WORK INSTRUCTIONS
Repeat the material verbatim and drop the pictures.
----- INPUT RECORDS
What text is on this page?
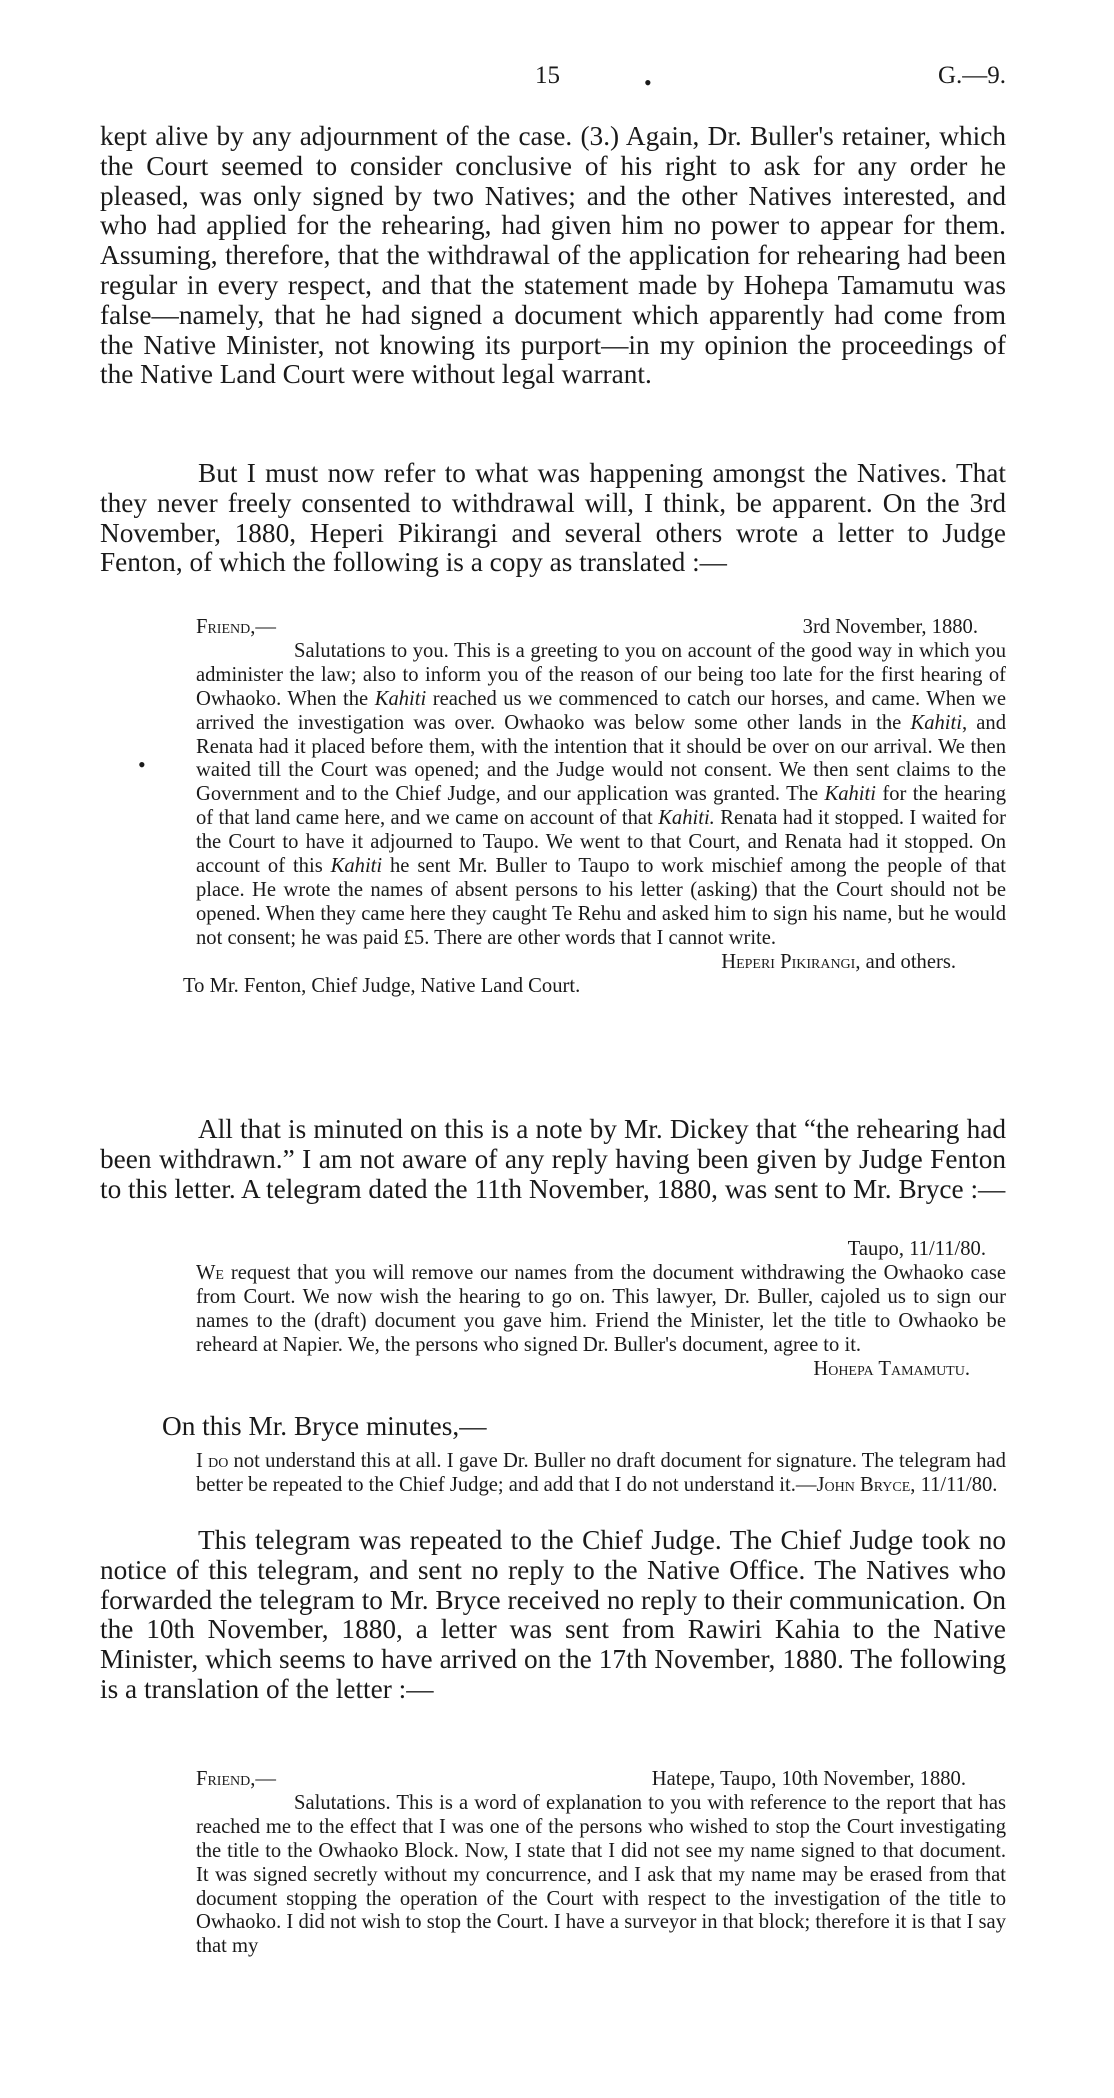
15	•	G.—9.

kept alive by any adjournment of the case. (3.) Again, Dr. Buller's retainer, which the Court seemed to consider conclusive of his right to ask for any order he pleased, was only signed by two Natives; and the other Natives interested, and who had applied for the rehearing, had given him no power to appear for them. Assuming, therefore, that the withdrawal of the application for rehearing had been regular in every respect, and that the statement made by Hohepa Tamamutu was false—namely, that he had signed a document which apparently had come from the Native Minister, not knowing its purport—in my opinion the proceedings of the Native Land Court were without legal warrant.

But I must now refer to what was happening amongst the Natives. That they never freely consented to withdrawal will, I think, be apparent. On the 3rd November, 1880, Heperi Pikirangi and several others wrote a letter to Judge Fenton, of which the following is a copy as translated :—

Friend,—	3rd November, 1880.

Salutations to you. This is a greeting to you on account of the good way in which you administer the law; also to inform you of the reason of our being too late for the first hearing of Owhaoko. When the Kahiti reached us we commenced to catch our horses, and came. When we arrived the investigation was over. Owhaoko was below some other lands in the Kahiti, and Renata had it placed before them, with the intention that it should be over on our arrival. We then waited till the Court was opened; and the Judge would not consent. We then sent claims to the Government and to the Chief Judge, and our application was granted. The Kahiti for the hearing of that land came here, and we came on account of that Kahiti. Renata had it stopped. I waited for the Court to have it adjourned to Taupo. We went to that Court, and Renata had it stopped. On account of this Kahiti he sent Mr. Buller to Taupo to work mischief among the people of that place. He wrote the names of absent persons to his letter (asking) that the Court should not be opened. When they came here they caught Te Rehu and asked him to sign his name, but he would not consent; he was paid £5. There are other words that I cannot write.

Heperi Pikirangi, and others.
To Mr. Fenton, Chief Judge, Native Land Court.
•

All that is minuted on this is a note by Mr. Dickey that “the rehearing had been withdrawn.” I am not aware of any reply having been given by Judge Fenton to this letter. A telegram dated the 11th November, 1880, was sent to Mr. Bryce :—

Taupo, 11/11/80.

We request that you will remove our names from the document withdrawing the Owhaoko case from Court. We now wish the hearing to go on. This lawyer, Dr. Buller, cajoled us to sign our names to the (draft) document you gave him. Friend the Minister, let the title to Owhaoko be reheard at Napier. We, the persons who signed Dr. Buller's document, agree to it.

Hohepa Tamamutu.

On this Mr. Bryce minutes,—

I do not understand this at all. I gave Dr. Buller no draft document for signature. The telegram had better be repeated to the Chief Judge; and add that I do not understand it.—John Bryce, 11/11/80.

This telegram was repeated to the Chief Judge. The Chief Judge took no notice of this telegram, and sent no reply to the Native Office. The Natives who forwarded the telegram to Mr. Bryce received no reply to their communication. On the 10th November, 1880, a letter was sent from Rawiri Kahia to the Native Minister, which seems to have arrived on the 17th November, 1880. The following is a translation of the letter :—

Friend,—	Hatepe, Taupo, 10th November, 1880.

Salutations. This is a word of explanation to you with reference to the report that has reached me to the effect that I was one of the persons who wished to stop the Court investigating the title to the Owhaoko Block. Now, I state that I did not see my name signed to that document. It was signed secretly without my concurrence, and I ask that my name may be erased from that document stopping the operation of the Court with respect to the investigation of the title to Owhaoko. I did not wish to stop the Court. I have a surveyor in that block; therefore it is that I say that my
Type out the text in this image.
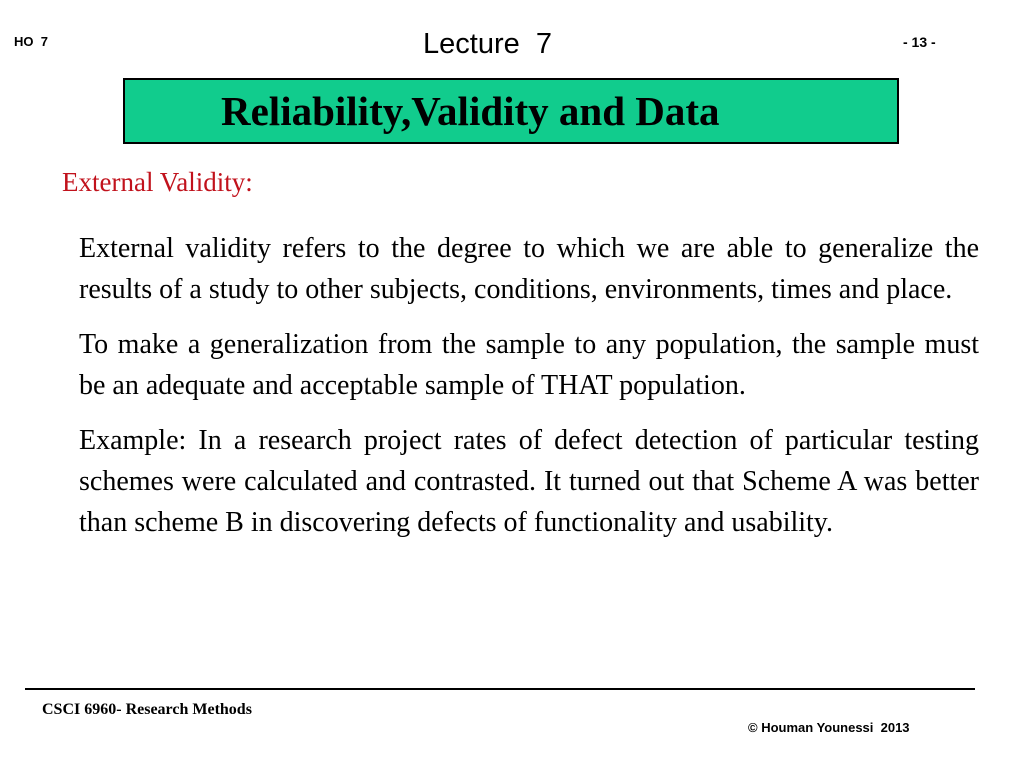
HO  7	Lecture  7	- 13 -
Reliability,Validity and Data
External Validity:

External validity refers to the degree to which we are able to generalize the results of a study to other subjects, conditions, environments, times and place.

To make a generalization from the sample to any population, the sample must be an adequate and acceptable sample of THAT population.

Example: In a research project rates of defect detection of particular testing schemes were calculated and contrasted. It turned out that Scheme A was better than scheme B in discovering defects of functionality and usability.

CSCI 6960- Research Methods
© Houman Younessi  2013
----------
SOLVED EXERCISE
What text is on this page?
15	•	G.—9.

kept alive by any adjournment of the case. (3.) Again, Dr. Buller's retainer, which the Court seemed to consider conclusive of his right to ask for any order he pleased, was only signed by two Natives; and the other Natives interested, and who had applied for the rehearing, had given him no power to appear for them. Assuming, therefore, that the withdrawal of the application for rehearing had been regular in every respect, and that the statement made by Hohepa Tamamutu was false—namely, that he had signed a document which apparently had come from the Native Minister, not knowing its purport—in my opinion the proceedings of the Native Land Court were without legal warrant.

But I must now refer to what was happening amongst the Natives. That they never freely consented to withdrawal will, I think, be apparent. On the 3rd November, 1880, Heperi Pikirangi and several others wrote a letter to Judge Fenton, of which the following is a copy as translated :—

Friend,—	3rd November, 1880.

Salutations to you. This is a greeting to you on account of the good way in which you administer the law; also to inform you of the reason of our being too late for the first hearing of Owhaoko. When the Kahiti reached us we commenced to catch our horses, and came. When we arrived the investigation was over. Owhaoko was below some other lands in the Kahiti, and Renata had it placed before them, with the intention that it should be over on our arrival. We then waited till the Court was opened; and the Judge would not consent. We then sent claims to the Government and to the Chief Judge, and our application was granted. The Kahiti for the hearing of that land came here, and we came on account of that Kahiti. Renata had it stopped. I waited for the Court to have it adjourned to Taupo. We went to that Court, and Renata had it stopped. On account of this Kahiti he sent Mr. Buller to Taupo to work mischief among the people of that place. He wrote the names of absent persons to his letter (asking) that the Court should not be opened. When they came here they caught Te Rehu and asked him to sign his name, but he would not consent; he was paid £5. There are other words that I cannot write.

Heperi Pikirangi, and others.
To Mr. Fenton, Chief Judge, Native Land Court.
•

All that is minuted on this is a note by Mr. Dickey that “the rehearing had been withdrawn.” I am not aware of any reply having been given by Judge Fenton to this letter. A telegram dated the 11th November, 1880, was sent to Mr. Bryce :—

Taupo, 11/11/80.

We request that you will remove our names from the document withdrawing the Owhaoko case from Court. We now wish the hearing to go on. This lawyer, Dr. Buller, cajoled us to sign our names to the (draft) document you gave him. Friend the Minister, let the title to Owhaoko be reheard at Napier. We, the persons who signed Dr. Buller's document, agree to it.

Hohepa Tamamutu.

On this Mr. Bryce minutes,—

I do not understand this at all. I gave Dr. Buller no draft document for signature. The telegram had better be repeated to the Chief Judge; and add that I do not understand it.—John Bryce, 11/11/80.

This telegram was repeated to the Chief Judge. The Chief Judge took no notice of this telegram, and sent no reply to the Native Office. The Natives who forwarded the telegram to Mr. Bryce received no reply to their communication. On the 10th November, 1880, a letter was sent from Rawiri Kahia to the Native Minister, which seems to have arrived on the 17th November, 1880. The following is a translation of the letter :—

Friend,—	Hatepe, Taupo, 10th November, 1880.

Salutations. This is a word of explanation to you with reference to the report that has reached me to the effect that I was one of the persons who wished to stop the Court investigating the title to the Owhaoko Block. Now, I state that I did not see my name signed to that document. It was signed secretly without my concurrence, and I ask that my name may be erased from that document stopping the operation of the Court with respect to the investigation of the title to Owhaoko. I did not wish to stop the Court. I have a surveyor in that block; therefore it is that I say that my
Type out the text in this image.
HO  7	Lecture  7	- 13 -
Reliability,Validity and Data
External Validity:

External validity refers to the degree to which we are able to generalize the results of a study to other subjects, conditions, environments, times and place.

To make a generalization from the sample to any population, the sample must be an adequate and acceptable sample of THAT population.

Example: In a research project rates of defect detection of particular testing schemes were calculated and contrasted. It turned out that Scheme A was better than scheme B in discovering defects of functionality and usability.

CSCI 6960- Research Methods
© Houman Younessi  2013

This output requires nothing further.